▶ _WHAT NEEDS TO BE DONE_:
Every line of the material below must be repeated exactly.

[A run of records]
○ ○ ○ ○

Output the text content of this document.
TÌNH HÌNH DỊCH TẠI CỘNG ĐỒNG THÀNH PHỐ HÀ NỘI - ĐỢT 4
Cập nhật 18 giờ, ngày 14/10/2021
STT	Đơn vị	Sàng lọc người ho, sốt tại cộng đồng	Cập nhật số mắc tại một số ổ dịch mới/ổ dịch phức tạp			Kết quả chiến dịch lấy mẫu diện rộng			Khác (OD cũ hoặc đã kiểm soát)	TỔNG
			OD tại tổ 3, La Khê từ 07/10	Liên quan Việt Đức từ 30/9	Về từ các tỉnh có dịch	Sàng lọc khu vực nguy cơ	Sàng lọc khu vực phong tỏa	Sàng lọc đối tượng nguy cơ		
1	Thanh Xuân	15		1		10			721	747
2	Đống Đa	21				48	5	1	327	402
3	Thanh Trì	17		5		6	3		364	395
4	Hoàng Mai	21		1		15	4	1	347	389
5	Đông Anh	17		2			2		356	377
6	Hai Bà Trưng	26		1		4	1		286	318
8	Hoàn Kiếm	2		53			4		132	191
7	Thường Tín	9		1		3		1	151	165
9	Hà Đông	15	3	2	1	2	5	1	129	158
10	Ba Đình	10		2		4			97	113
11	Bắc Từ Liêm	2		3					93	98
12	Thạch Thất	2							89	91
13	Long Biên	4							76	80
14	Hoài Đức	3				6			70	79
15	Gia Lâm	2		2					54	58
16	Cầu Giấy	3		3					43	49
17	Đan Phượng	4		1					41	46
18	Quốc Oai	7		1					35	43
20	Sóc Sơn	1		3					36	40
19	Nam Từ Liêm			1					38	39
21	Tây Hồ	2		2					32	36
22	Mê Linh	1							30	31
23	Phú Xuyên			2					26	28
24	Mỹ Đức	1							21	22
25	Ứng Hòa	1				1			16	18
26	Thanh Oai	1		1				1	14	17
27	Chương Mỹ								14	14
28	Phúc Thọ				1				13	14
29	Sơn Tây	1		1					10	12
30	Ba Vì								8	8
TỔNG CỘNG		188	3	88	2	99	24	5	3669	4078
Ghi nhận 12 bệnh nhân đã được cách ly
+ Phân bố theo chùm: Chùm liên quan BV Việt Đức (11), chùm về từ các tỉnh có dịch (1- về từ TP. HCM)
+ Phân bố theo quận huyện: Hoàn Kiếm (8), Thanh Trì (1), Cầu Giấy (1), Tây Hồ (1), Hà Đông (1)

○ ○ ○ ○

▶ _RESPONSE TO THIS EXERCISE_:
Output the text content of this document.
TÌNH HÌNH DỊCH TẠI CỘNG ĐỒNG THÀNH PHỐ HÀ NỘI - ĐỢT 4
Cập nhật 18 giờ, ngày 14/10/2021
STT	Đơn vị	Sàng lọc người ho, sốt tại cộng đồng	Cập nhật số mắc tại một số ổ dịch mới/ổ dịch phức tạp			Kết quả chiến dịch lấy mẫu diện rộng			Khác (OD cũ hoặc đã kiểm soát)	TỔNG
			OD tại tổ 3, La Khê từ 07/10	Liên quan Việt Đức từ 30/9	Về từ các tỉnh có dịch	Sàng lọc khu vực nguy cơ	Sàng lọc khu vực phong tỏa	Sàng lọc đối tượng nguy cơ		
1	Thanh Xuân	15		1		10			721	747
2	Đống Đa	21				48	5	1	327	402
3	Thanh Trì	17		5		6	3		364	395
4	Hoàng Mai	21		1		15	4	1	347	389
5	Đông Anh	17		2			2		356	377
6	Hai Bà Trưng	26		1		4	1		286	318
8	Hoàn Kiếm	2		53			4		132	191
7	Thường Tín	9		1		3		1	151	165
9	Hà Đông	15	3	2	1	2	5	1	129	158
10	Ba Đình	10		2		4			97	113
11	Bắc Từ Liêm	2		3					93	98
12	Thạch Thất	2							89	91
13	Long Biên	4							76	80
14	Hoài Đức	3				6			70	79
15	Gia Lâm	2		2					54	58
16	Cầu Giấy	3		3					43	49
17	Đan Phượng	4		1					41	46
18	Quốc Oai	7		1					35	43
20	Sóc Sơn	1		3					36	40
19	Nam Từ Liêm			1					38	39
21	Tây Hồ	2		2					32	36
22	Mê Linh	1							30	31
23	Phú Xuyên			2					26	28
24	Mỹ Đức	1							21	22
25	Ứng Hòa	1				1			16	18
26	Thanh Oai	1		1				1	14	17
27	Chương Mỹ								14	14
28	Phúc Thọ				1				13	14
29	Sơn Tây	1		1					10	12
30	Ba Vì								8	8
TỔNG CỘNG		188	3	88	2	99	24	5	3669	4078
Ghi nhận 12 bệnh nhân đã được cách ly
+ Phân bố theo chùm: Chùm liên quan BV Việt Đức (11), chùm về từ các tỉnh có dịch (1- về từ TP. HCM)
+ Phân bố theo quận huyện: Hoàn Kiếm (8), Thanh Trì (1), Cầu Giấy (1), Tây Hồ (1), Hà Đông (1)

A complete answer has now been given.